▶ **Work to be completed**: Select and reproduce each line of the listing below that bears the string "time".

▶ **Data provided**:
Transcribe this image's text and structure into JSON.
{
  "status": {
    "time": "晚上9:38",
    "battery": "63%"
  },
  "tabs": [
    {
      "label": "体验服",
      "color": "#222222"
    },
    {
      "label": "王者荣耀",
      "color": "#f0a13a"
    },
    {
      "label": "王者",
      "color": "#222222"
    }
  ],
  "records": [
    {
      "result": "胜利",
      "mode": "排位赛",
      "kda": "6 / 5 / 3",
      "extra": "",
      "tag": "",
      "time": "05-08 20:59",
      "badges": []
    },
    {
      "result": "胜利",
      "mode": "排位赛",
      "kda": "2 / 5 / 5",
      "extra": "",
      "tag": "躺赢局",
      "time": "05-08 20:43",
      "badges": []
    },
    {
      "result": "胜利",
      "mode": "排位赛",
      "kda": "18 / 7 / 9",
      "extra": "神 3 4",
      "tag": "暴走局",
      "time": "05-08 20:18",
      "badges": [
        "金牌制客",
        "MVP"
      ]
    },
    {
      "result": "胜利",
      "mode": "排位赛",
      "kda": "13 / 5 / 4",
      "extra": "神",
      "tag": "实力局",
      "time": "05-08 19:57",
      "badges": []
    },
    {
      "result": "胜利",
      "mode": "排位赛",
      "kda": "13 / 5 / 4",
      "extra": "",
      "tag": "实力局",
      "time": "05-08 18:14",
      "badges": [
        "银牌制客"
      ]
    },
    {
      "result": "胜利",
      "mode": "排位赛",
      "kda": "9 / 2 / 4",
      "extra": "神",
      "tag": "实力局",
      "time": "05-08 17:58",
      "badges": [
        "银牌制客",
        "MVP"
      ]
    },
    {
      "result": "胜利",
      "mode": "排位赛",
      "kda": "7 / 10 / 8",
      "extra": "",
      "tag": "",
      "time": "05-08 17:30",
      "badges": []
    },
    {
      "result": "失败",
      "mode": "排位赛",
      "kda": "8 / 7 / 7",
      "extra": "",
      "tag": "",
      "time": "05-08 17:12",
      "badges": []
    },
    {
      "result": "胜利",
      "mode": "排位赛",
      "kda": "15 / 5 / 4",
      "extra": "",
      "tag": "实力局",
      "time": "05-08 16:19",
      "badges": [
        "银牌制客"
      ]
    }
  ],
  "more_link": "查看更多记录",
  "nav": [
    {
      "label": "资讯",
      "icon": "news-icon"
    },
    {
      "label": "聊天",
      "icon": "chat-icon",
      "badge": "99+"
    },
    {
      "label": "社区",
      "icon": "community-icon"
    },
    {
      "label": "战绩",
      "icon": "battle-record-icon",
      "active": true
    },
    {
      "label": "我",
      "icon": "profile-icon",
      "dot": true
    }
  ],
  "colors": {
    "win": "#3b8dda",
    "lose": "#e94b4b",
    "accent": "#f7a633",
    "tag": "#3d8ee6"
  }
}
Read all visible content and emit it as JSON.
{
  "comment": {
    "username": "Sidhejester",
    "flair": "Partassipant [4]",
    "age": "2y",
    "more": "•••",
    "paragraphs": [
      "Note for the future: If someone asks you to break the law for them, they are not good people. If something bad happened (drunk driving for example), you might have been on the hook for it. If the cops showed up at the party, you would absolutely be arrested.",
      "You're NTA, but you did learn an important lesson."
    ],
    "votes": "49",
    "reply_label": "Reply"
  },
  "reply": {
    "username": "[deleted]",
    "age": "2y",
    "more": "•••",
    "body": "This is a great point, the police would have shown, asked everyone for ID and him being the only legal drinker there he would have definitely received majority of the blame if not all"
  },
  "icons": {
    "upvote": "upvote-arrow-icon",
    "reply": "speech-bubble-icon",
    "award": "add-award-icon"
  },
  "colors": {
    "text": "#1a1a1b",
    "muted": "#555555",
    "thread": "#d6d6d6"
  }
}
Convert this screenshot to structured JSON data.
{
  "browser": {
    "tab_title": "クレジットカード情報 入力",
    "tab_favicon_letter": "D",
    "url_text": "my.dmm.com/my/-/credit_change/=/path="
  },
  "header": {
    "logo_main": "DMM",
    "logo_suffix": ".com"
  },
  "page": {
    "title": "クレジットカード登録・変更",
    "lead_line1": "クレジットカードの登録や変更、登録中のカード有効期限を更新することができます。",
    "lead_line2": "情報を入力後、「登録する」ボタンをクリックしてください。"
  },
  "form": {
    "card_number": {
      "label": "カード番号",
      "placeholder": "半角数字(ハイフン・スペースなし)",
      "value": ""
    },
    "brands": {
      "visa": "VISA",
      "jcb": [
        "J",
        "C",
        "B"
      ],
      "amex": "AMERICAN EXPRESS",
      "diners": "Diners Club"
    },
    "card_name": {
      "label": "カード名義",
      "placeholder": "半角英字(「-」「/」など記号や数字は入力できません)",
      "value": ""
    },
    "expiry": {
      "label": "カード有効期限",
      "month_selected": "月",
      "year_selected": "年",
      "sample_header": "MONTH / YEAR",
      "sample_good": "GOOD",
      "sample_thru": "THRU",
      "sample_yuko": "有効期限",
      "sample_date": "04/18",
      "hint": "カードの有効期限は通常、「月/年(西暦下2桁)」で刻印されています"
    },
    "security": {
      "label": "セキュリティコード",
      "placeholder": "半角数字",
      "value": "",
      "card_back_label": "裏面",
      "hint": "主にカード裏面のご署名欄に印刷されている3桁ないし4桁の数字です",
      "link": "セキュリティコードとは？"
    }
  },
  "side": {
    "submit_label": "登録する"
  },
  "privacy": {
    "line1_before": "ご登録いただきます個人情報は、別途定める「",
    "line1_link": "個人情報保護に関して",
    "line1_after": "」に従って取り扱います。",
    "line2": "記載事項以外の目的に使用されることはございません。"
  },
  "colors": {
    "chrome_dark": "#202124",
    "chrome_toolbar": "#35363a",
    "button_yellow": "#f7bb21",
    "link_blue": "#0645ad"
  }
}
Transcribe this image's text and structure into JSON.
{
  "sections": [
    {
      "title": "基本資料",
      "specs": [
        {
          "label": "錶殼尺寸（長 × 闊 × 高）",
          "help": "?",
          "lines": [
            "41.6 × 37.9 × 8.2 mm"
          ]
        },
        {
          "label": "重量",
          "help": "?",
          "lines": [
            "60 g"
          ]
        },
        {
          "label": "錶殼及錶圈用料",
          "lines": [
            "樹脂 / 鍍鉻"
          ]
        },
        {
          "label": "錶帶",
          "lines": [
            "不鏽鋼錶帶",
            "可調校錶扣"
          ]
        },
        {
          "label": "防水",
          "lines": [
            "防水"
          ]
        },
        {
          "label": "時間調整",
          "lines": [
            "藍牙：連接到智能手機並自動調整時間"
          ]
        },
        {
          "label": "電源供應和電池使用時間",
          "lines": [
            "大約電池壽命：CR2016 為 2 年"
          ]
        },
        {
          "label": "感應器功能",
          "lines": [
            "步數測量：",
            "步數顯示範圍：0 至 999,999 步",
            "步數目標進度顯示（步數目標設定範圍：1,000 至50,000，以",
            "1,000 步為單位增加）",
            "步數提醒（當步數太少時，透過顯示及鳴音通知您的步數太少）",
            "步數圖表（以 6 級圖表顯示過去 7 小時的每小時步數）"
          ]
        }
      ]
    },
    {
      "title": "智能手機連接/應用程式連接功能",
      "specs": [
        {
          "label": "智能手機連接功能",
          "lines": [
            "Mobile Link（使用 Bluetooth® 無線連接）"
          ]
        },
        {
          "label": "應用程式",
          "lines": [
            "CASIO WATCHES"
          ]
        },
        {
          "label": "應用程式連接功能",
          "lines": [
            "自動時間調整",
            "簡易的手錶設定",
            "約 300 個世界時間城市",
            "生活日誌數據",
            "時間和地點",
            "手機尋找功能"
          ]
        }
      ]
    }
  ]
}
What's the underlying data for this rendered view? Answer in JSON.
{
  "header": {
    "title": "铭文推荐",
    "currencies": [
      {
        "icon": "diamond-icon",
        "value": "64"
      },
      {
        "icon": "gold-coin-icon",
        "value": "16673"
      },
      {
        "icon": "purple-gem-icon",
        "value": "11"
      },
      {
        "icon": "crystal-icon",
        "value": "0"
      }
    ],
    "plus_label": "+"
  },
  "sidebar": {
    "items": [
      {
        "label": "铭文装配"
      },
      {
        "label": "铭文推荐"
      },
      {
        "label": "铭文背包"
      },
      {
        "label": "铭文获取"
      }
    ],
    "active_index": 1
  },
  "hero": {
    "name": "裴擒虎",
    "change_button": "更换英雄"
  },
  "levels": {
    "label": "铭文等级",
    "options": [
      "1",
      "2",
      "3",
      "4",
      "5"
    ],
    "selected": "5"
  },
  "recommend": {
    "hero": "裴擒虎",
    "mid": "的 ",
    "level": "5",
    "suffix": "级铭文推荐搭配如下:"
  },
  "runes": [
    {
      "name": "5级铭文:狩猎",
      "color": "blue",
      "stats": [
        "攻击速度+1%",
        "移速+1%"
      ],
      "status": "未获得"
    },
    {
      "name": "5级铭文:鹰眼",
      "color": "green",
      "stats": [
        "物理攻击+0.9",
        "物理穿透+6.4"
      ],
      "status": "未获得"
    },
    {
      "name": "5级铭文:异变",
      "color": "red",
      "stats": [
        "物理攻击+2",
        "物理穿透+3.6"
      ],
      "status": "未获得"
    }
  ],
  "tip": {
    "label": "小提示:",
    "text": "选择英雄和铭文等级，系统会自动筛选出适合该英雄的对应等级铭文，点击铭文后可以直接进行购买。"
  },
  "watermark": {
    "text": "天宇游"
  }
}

▶ **Answer to the problem**:
    "time": "晚上9:38",
      "time": "05-08 20:59",
      "time": "05-08 20:43",
      "time": "05-08 20:18",
      "time": "05-08 19:57",
      "time": "05-08 18:14",
      "time": "05-08 17:58",
      "time": "05-08 17:30",
      "time": "05-08 17:12",
      "time": "05-08 16:19",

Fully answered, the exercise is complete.